**Directive:** Restate the data exactly as given and keep the pictures out.

[Dataset records]
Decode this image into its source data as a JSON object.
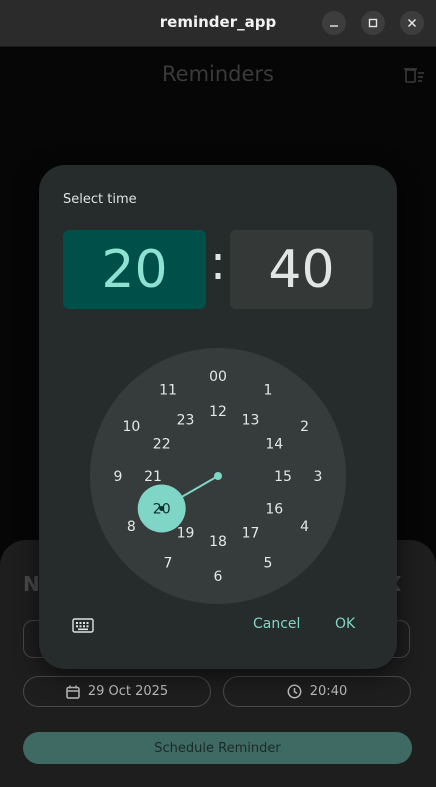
{
  "window": {
    "title": "reminder_app"
  },
  "appbar": {
    "title": "Reminders"
  },
  "sheet": {
    "title_start": "N",
    "title_end": "X",
    "date": "29 Oct 2025",
    "time": "20:40",
    "schedule_label": "Schedule Reminder"
  },
  "time_picker": {
    "header": "Select time",
    "hour": "20",
    "separator": ":",
    "minute": "40",
    "selected_hour": "20",
    "outer_hours": [
      "00",
      "1",
      "2",
      "3",
      "4",
      "5",
      "6",
      "7",
      "8",
      "9",
      "10",
      "11"
    ],
    "inner_hours": [
      "12",
      "13",
      "14",
      "15",
      "16",
      "17",
      "18",
      "19",
      "20",
      "21",
      "22",
      "23"
    ],
    "cancel_label": "Cancel",
    "ok_label": "OK"
  },
  "colors": {
    "accent": "#7fd6c6",
    "hour_box_bg": "#00504a",
    "dialog_bg": "#262b2b"
  }
}
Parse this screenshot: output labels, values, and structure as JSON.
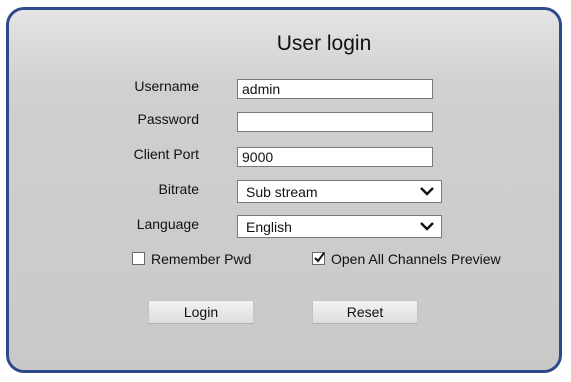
{
  "dialog": {
    "title": "User login"
  },
  "form": {
    "username": {
      "label": "Username",
      "value": "admin"
    },
    "password": {
      "label": "Password",
      "value": ""
    },
    "client_port": {
      "label": "Client Port",
      "value": "9000"
    },
    "bitrate": {
      "label": "Bitrate",
      "selected": "Sub stream"
    },
    "language": {
      "label": "Language",
      "selected": "English"
    }
  },
  "options": {
    "remember_pwd": {
      "label": "Remember Pwd",
      "checked": false
    },
    "open_all_channels": {
      "label": "Open All Channels Preview",
      "checked": true
    }
  },
  "buttons": {
    "login": "Login",
    "reset": "Reset"
  },
  "colors": {
    "border": "#2e4a8a",
    "panel": "#d0d0d0"
  }
}
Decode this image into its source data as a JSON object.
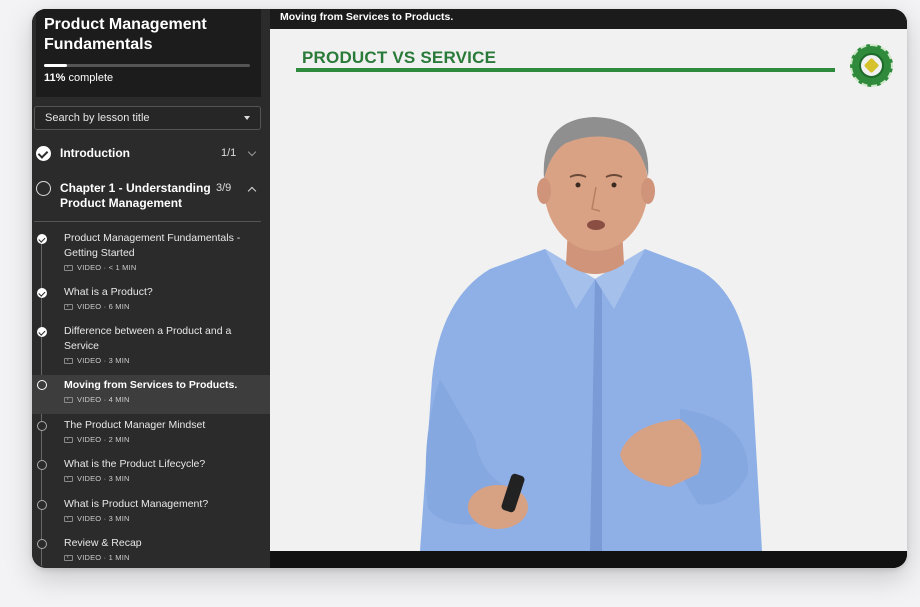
{
  "course": {
    "title": "Product Management Fundamentals",
    "progress_percent": 11,
    "progress_value": "11%",
    "progress_suffix": " complete"
  },
  "search": {
    "placeholder": "Search by lesson title"
  },
  "sections": [
    {
      "label": "Introduction",
      "count": "1/1",
      "status": "complete",
      "expanded": false
    },
    {
      "label": "Chapter 1 - Understanding Product Management",
      "count": "3/9",
      "status": "in-progress",
      "expanded": true
    }
  ],
  "lessons": [
    {
      "title": "Product Management Fundamentals - Getting Started",
      "meta": "VIDEO · < 1 MIN",
      "status": "complete"
    },
    {
      "title": "What is a Product?",
      "meta": "VIDEO · 6 MIN",
      "status": "complete"
    },
    {
      "title": "Difference between a Product and a Service",
      "meta": "VIDEO · 3 MIN",
      "status": "complete"
    },
    {
      "title": "Moving from Services to Products.",
      "meta": "VIDEO · 4 MIN",
      "status": "current"
    },
    {
      "title": "The Product Manager Mindset",
      "meta": "VIDEO · 2 MIN",
      "status": "incomplete"
    },
    {
      "title": "What is the Product Lifecycle?",
      "meta": "VIDEO · 3 MIN",
      "status": "incomplete"
    },
    {
      "title": "What is Product Management?",
      "meta": "VIDEO · 3 MIN",
      "status": "incomplete"
    },
    {
      "title": "Review & Recap",
      "meta": "VIDEO · 1 MIN",
      "status": "incomplete"
    }
  ],
  "main": {
    "lesson_title": "Moving from Services to Products.",
    "slide_title": "PRODUCT VS SERVICE"
  },
  "colors": {
    "accent_green": "#2e8b3e",
    "sidebar_bg": "#2b2b2b",
    "shirt_blue": "#8fb0e6"
  },
  "icons": [
    "check-circle-icon",
    "empty-circle-icon",
    "chevron-down-icon",
    "chevron-up-icon",
    "video-icon",
    "dropdown-caret-icon",
    "seal-badge-icon"
  ]
}
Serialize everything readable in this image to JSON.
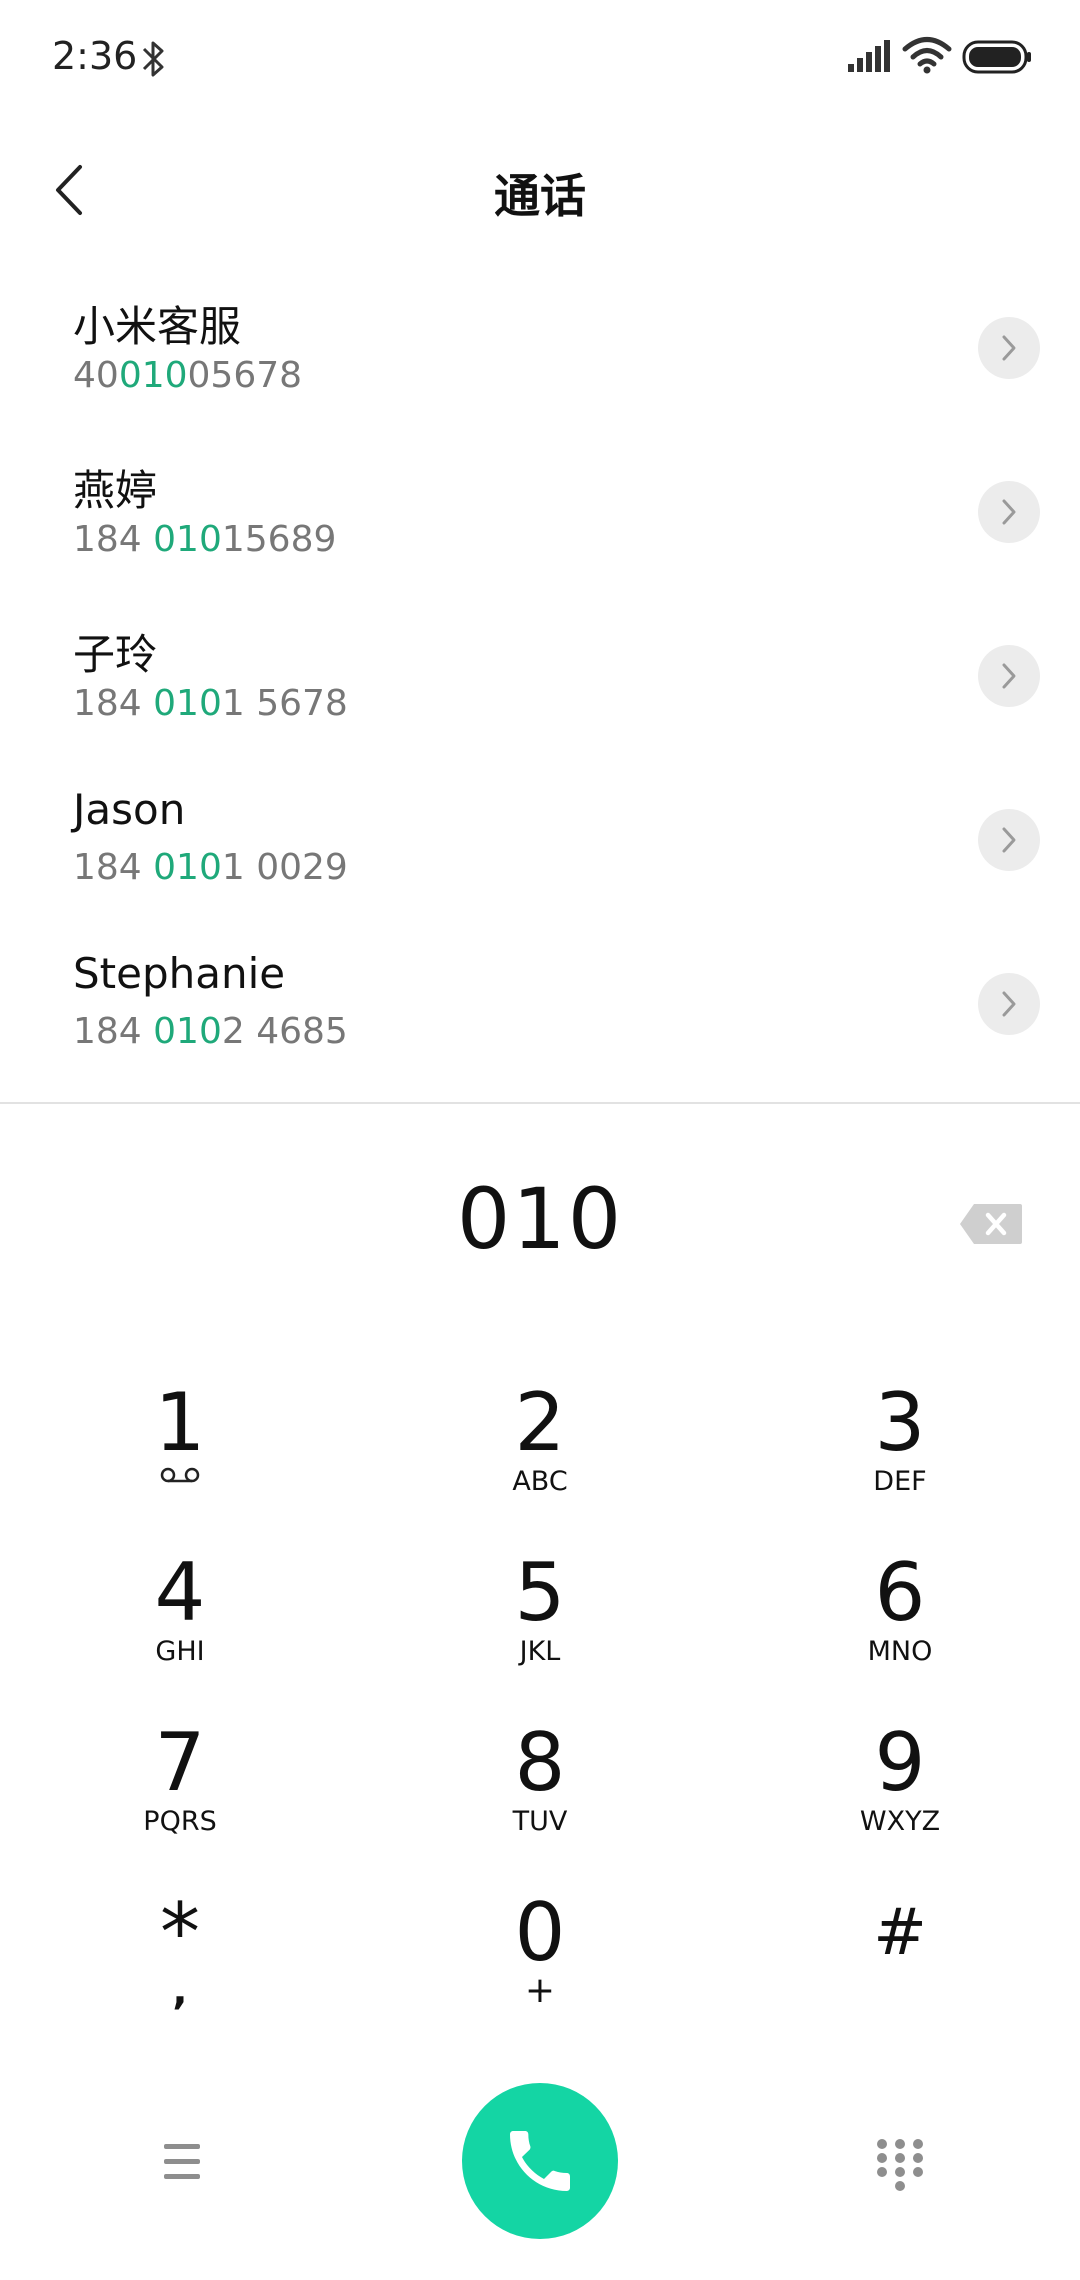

**Correct result:**
Decode this image into its source data as a JSON object.
{
  "window": {
    "title": "reminder_app"
  },
  "appbar": {
    "title": "Reminders"
  },
  "sheet": {
    "title_start": "N",
    "title_end": "X",
    "date": "29 Oct 2025",
    "time": "20:40",
    "schedule_label": "Schedule Reminder"
  },
  "time_picker": {
    "header": "Select time",
    "hour": "20",
    "separator": ":",
    "minute": "40",
    "selected_hour": "20",
    "outer_hours": [
      "00",
      "1",
      "2",
      "3",
      "4",
      "5",
      "6",
      "7",
      "8",
      "9",
      "10",
      "11"
    ],
    "inner_hours": [
      "12",
      "13",
      "14",
      "15",
      "16",
      "17",
      "18",
      "19",
      "20",
      "21",
      "22",
      "23"
    ],
    "cancel_label": "Cancel",
    "ok_label": "OK"
  },
  "colors": {
    "accent": "#7fd6c6",
    "hour_box_bg": "#00504a",
    "dialog_bg": "#262b2b"
  }
}
Parse this screenshot: output labels, values, and structure as JSON.
{
  "dialog": {
    "title": "User login"
  },
  "form": {
    "username": {
      "label": "Username",
      "value": "admin"
    },
    "password": {
      "label": "Password",
      "value": ""
    },
    "client_port": {
      "label": "Client Port",
      "value": "9000"
    },
    "bitrate": {
      "label": "Bitrate",
      "selected": "Sub stream"
    },
    "language": {
      "label": "Language",
      "selected": "English"
    }
  },
  "options": {
    "remember_pwd": {
      "label": "Remember Pwd",
      "checked": false
    },
    "open_all_channels": {
      "label": "Open All Channels Preview",
      "checked": true
    }
  },
  "buttons": {
    "login": "Login",
    "reset": "Reset"
  },
  "colors": {
    "border": "#2e4a8a",
    "panel": "#d0d0d0"
  }
}
Decode this image into its source data as a JSON object.
{
  "course": {
    "title": "Product Management Fundamentals",
    "progress_percent": 11,
    "progress_value": "11%",
    "progress_suffix": " complete"
  },
  "search": {
    "placeholder": "Search by lesson title"
  },
  "sections": [
    {
      "label": "Introduction",
      "count": "1/1",
      "status": "complete",
      "expanded": false
    },
    {
      "label": "Chapter 1 - Understanding Product Management",
      "count": "3/9",
      "status": "in-progress",
      "expanded": true
    }
  ],
  "lessons": [
    {
      "title": "Product Management Fundamentals - Getting Started",
      "meta": "VIDEO · < 1 MIN",
      "status": "complete"
    },
    {
      "title": "What is a Product?",
      "meta": "VIDEO · 6 MIN",
      "status": "complete"
    },
    {
      "title": "Difference between a Product and a Service",
      "meta": "VIDEO · 3 MIN",
      "status": "complete"
    },
    {
      "title": "Moving from Services to Products.",
      "meta": "VIDEO · 4 MIN",
      "status": "current"
    },
    {
      "title": "The Product Manager Mindset",
      "meta": "VIDEO · 2 MIN",
      "status": "incomplete"
    },
    {
      "title": "What is the Product Lifecycle?",
      "meta": "VIDEO · 3 MIN",
      "status": "incomplete"
    },
    {
      "title": "What is Product Management?",
      "meta": "VIDEO · 3 MIN",
      "status": "incomplete"
    },
    {
      "title": "Review & Recap",
      "meta": "VIDEO · 1 MIN",
      "status": "incomplete"
    }
  ],
  "main": {
    "lesson_title": "Moving from Services to Products.",
    "slide_title": "PRODUCT VS SERVICE"
  },
  "colors": {
    "accent_green": "#2e8b3e",
    "sidebar_bg": "#2b2b2b",
    "shirt_blue": "#8fb0e6"
  },
  "icons": [
    "check-circle-icon",
    "empty-circle-icon",
    "chevron-down-icon",
    "chevron-up-icon",
    "video-icon",
    "dropdown-caret-icon",
    "seal-badge-icon"
  ]
}
Serialize everything readable in this image to JSON.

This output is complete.